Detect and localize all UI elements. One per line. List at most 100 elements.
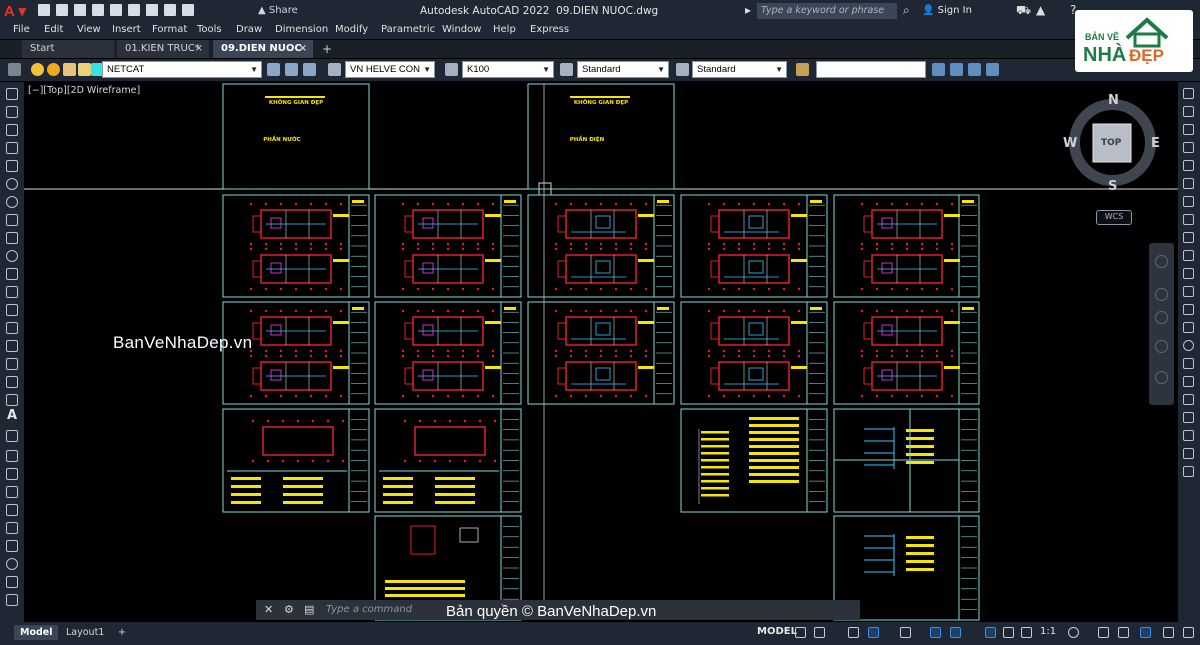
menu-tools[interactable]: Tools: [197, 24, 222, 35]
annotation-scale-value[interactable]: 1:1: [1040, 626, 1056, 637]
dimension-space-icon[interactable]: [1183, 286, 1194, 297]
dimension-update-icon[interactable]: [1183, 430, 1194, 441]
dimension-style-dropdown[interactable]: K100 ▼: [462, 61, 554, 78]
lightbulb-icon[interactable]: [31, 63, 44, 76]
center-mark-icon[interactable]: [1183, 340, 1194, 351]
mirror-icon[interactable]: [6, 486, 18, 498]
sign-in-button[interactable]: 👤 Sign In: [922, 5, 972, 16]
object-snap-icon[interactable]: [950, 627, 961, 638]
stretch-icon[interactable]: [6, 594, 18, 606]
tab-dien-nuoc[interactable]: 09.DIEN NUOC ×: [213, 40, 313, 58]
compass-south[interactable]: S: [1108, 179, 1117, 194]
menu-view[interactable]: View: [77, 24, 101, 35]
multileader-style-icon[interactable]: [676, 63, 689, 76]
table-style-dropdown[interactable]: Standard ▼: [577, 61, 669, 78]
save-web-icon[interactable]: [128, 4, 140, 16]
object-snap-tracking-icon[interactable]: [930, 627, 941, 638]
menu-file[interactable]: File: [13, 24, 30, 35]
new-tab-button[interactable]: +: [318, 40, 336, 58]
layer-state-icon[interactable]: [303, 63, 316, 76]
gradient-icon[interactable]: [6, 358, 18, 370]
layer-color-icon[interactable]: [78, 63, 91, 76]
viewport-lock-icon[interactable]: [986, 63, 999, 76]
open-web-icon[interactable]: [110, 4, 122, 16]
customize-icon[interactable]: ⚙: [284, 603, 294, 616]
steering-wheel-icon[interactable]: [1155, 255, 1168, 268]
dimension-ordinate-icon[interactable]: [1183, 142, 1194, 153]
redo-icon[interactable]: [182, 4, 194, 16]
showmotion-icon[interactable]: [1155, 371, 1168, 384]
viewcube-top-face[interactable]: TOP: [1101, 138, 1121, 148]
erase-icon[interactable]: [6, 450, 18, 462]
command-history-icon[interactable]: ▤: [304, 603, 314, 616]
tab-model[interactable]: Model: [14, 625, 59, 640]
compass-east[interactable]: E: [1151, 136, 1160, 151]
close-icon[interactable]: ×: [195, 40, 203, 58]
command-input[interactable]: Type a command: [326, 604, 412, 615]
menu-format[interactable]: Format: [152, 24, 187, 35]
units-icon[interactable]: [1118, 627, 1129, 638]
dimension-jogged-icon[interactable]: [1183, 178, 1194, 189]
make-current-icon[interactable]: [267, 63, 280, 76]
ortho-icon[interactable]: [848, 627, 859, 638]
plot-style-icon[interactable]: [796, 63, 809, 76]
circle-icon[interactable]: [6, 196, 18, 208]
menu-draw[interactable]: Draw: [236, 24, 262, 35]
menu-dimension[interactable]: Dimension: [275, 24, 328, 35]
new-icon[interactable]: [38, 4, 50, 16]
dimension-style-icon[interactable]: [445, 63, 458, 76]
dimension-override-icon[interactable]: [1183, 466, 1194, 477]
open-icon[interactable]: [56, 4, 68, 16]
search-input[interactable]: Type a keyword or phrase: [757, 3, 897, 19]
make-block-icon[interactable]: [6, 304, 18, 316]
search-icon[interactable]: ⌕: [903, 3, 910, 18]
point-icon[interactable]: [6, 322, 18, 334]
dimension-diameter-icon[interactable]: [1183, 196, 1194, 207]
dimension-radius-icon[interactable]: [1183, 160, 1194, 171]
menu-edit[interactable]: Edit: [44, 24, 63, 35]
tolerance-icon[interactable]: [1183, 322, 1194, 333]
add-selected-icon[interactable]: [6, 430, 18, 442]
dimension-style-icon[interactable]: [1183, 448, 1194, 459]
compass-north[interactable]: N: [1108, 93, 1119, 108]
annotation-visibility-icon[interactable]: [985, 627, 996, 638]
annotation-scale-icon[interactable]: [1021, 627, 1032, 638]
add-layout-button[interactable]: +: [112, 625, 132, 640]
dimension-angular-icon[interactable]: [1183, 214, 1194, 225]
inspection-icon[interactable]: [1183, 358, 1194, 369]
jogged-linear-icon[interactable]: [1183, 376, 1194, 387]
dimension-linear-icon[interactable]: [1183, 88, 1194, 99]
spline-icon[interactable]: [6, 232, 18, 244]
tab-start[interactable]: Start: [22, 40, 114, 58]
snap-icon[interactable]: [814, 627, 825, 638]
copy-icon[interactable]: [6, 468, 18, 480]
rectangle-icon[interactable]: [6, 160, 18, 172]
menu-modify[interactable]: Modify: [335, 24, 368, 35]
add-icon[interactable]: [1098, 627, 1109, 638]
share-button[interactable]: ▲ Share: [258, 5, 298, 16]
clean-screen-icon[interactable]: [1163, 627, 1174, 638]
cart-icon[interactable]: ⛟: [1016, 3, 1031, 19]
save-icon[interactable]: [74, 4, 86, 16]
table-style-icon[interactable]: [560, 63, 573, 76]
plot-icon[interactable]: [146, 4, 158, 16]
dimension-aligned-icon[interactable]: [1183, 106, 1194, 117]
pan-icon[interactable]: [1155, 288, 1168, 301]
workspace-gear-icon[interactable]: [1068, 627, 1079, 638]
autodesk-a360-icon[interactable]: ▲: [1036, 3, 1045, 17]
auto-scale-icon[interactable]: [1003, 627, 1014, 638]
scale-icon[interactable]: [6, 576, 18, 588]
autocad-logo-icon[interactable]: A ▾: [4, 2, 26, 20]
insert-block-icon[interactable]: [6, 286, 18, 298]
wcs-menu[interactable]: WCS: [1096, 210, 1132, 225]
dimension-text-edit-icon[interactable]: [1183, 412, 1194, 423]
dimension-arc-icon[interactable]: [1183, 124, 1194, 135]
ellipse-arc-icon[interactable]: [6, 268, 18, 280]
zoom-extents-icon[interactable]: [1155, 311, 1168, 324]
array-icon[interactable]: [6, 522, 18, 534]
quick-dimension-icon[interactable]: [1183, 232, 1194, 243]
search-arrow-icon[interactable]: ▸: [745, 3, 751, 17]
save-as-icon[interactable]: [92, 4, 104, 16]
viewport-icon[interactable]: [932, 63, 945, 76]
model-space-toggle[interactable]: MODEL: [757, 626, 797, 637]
☆ ☆ ☆ ☆ ☆ ☆ ☆
■ **What is being asked**: Edit the records above by replacing every occurrence of "interactable" with "clickable" and changing nothing else. Leave the pictures out of your answer.

■ **Result of the task**:
Detect and localize all UI elements. One per line. List at most 100 elements.
menu-tools[clickable]: Tools: [197, 24, 222, 35]
annotation-scale-value[clickable]: 1:1: [1040, 626, 1056, 637]
dimension-space-icon[clickable]: [1183, 286, 1194, 297]
dimension-update-icon[clickable]: [1183, 430, 1194, 441]
dimension-style-dropdown[clickable]: K100 ▼: [462, 61, 554, 78]
lightbulb-icon[clickable]: [31, 63, 44, 76]
center-mark-icon[clickable]: [1183, 340, 1194, 351]
mirror-icon[clickable]: [6, 486, 18, 498]
sign-in-button[clickable]: 👤 Sign In: [922, 5, 972, 16]
object-snap-icon[clickable]: [950, 627, 961, 638]
stretch-icon[clickable]: [6, 594, 18, 606]
tab-dien-nuoc[clickable]: 09.DIEN NUOC ×: [213, 40, 313, 58]
compass-south[clickable]: S: [1108, 179, 1117, 194]
menu-view[clickable]: View: [77, 24, 101, 35]
multileader-style-icon[clickable]: [676, 63, 689, 76]
table-style-dropdown[clickable]: Standard ▼: [577, 61, 669, 78]
save-web-icon[clickable]: [128, 4, 140, 16]
object-snap-tracking-icon[clickable]: [930, 627, 941, 638]
menu-file[clickable]: File: [13, 24, 30, 35]
new-tab-button[clickable]: +: [318, 40, 336, 58]
layer-state-icon[clickable]: [303, 63, 316, 76]
gradient-icon[clickable]: [6, 358, 18, 370]
layer-color-icon[clickable]: [78, 63, 91, 76]
viewport-lock-icon[clickable]: [986, 63, 999, 76]
open-web-icon[clickable]: [110, 4, 122, 16]
customize-icon[clickable]: ⚙: [284, 603, 294, 616]
steering-wheel-icon[clickable]: [1155, 255, 1168, 268]
dimension-ordinate-icon[clickable]: [1183, 142, 1194, 153]
redo-icon[clickable]: [182, 4, 194, 16]
showmotion-icon[clickable]: [1155, 371, 1168, 384]
viewcube-top-face[clickable]: TOP: [1101, 138, 1121, 148]
erase-icon[clickable]: [6, 450, 18, 462]
command-history-icon[clickable]: ▤: [304, 603, 314, 616]
tab-model[clickable]: Model: [14, 625, 59, 640]
compass-east[clickable]: E: [1151, 136, 1160, 151]
close-icon[clickable]: ×: [195, 40, 203, 58]
command-input[clickable]: Type a command: [326, 604, 412, 615]
menu-format[clickable]: Format: [152, 24, 187, 35]
units-icon[clickable]: [1118, 627, 1129, 638]
dimension-jogged-icon[clickable]: [1183, 178, 1194, 189]
make-current-icon[clickable]: [267, 63, 280, 76]
ortho-icon[clickable]: [848, 627, 859, 638]
plot-style-icon[clickable]: [796, 63, 809, 76]
circle-icon[clickable]: [6, 196, 18, 208]
menu-draw[clickable]: Draw: [236, 24, 262, 35]
menu-dimension[clickable]: Dimension: [275, 24, 328, 35]
new-icon[clickable]: [38, 4, 50, 16]
dimension-style-icon[clickable]: [445, 63, 458, 76]
dimension-override-icon[clickable]: [1183, 466, 1194, 477]
open-icon[clickable]: [56, 4, 68, 16]
search-input[clickable]: Type a keyword or phrase: [757, 3, 897, 19]
make-block-icon[clickable]: [6, 304, 18, 316]
search-icon[clickable]: ⌕: [903, 3, 910, 18]
point-icon[clickable]: [6, 322, 18, 334]
dimension-diameter-icon[clickable]: [1183, 196, 1194, 207]
dimension-radius-icon[clickable]: [1183, 160, 1194, 171]
menu-edit[clickable]: Edit: [44, 24, 63, 35]
tolerance-icon[clickable]: [1183, 322, 1194, 333]
add-selected-icon[clickable]: [6, 430, 18, 442]
dimension-style-icon[clickable]: [1183, 448, 1194, 459]
compass-north[clickable]: N: [1108, 93, 1119, 108]
annotation-visibility-icon[clickable]: [985, 627, 996, 638]
annotation-scale-icon[clickable]: [1021, 627, 1032, 638]
add-layout-button[clickable]: +: [112, 625, 132, 640]
dimension-angular-icon[clickable]: [1183, 214, 1194, 225]
inspection-icon[clickable]: [1183, 358, 1194, 369]
jogged-linear-icon[clickable]: [1183, 376, 1194, 387]
dimension-linear-icon[clickable]: [1183, 88, 1194, 99]
spline-icon[clickable]: [6, 232, 18, 244]
tab-start[clickable]: Start: [22, 40, 114, 58]
snap-icon[clickable]: [814, 627, 825, 638]
copy-icon[clickable]: [6, 468, 18, 480]
rectangle-icon[clickable]: [6, 160, 18, 172]
menu-modify[clickable]: Modify: [335, 24, 368, 35]
add-icon[clickable]: [1098, 627, 1109, 638]
share-button[clickable]: ▲ Share: [258, 5, 298, 16]
clean-screen-icon[clickable]: [1163, 627, 1174, 638]
cart-icon[clickable]: ⛟: [1016, 3, 1031, 19]
save-icon[clickable]: [74, 4, 86, 16]
table-style-icon[clickable]: [560, 63, 573, 76]
plot-icon[clickable]: [146, 4, 158, 16]
dimension-aligned-icon[clickable]: [1183, 106, 1194, 117]
pan-icon[clickable]: [1155, 288, 1168, 301]
workspace-gear-icon[clickable]: [1068, 627, 1079, 638]
autodesk-a360-icon[clickable]: ▲: [1036, 3, 1045, 17]
auto-scale-icon[clickable]: [1003, 627, 1014, 638]
scale-icon[clickable]: [6, 576, 18, 588]
autocad-logo-icon[clickable]: A ▾: [4, 2, 26, 20]
insert-block-icon[clickable]: [6, 286, 18, 298]
wcs-menu[clickable]: WCS: [1096, 210, 1132, 225]
dimension-text-edit-icon[clickable]: [1183, 412, 1194, 423]
dimension-arc-icon[clickable]: [1183, 124, 1194, 135]
ellipse-arc-icon[clickable]: [6, 268, 18, 280]
zoom-extents-icon[clickable]: [1155, 311, 1168, 324]
array-icon[clickable]: [6, 522, 18, 534]
quick-dimension-icon[clickable]: [1183, 232, 1194, 243]
search-arrow-icon[clickable]: ▸: [745, 3, 751, 17]
save-as-icon[clickable]: [92, 4, 104, 16]
viewport-icon[clickable]: [932, 63, 945, 76]
model-space-toggle[clickable]: MODEL: [757, 626, 797, 637]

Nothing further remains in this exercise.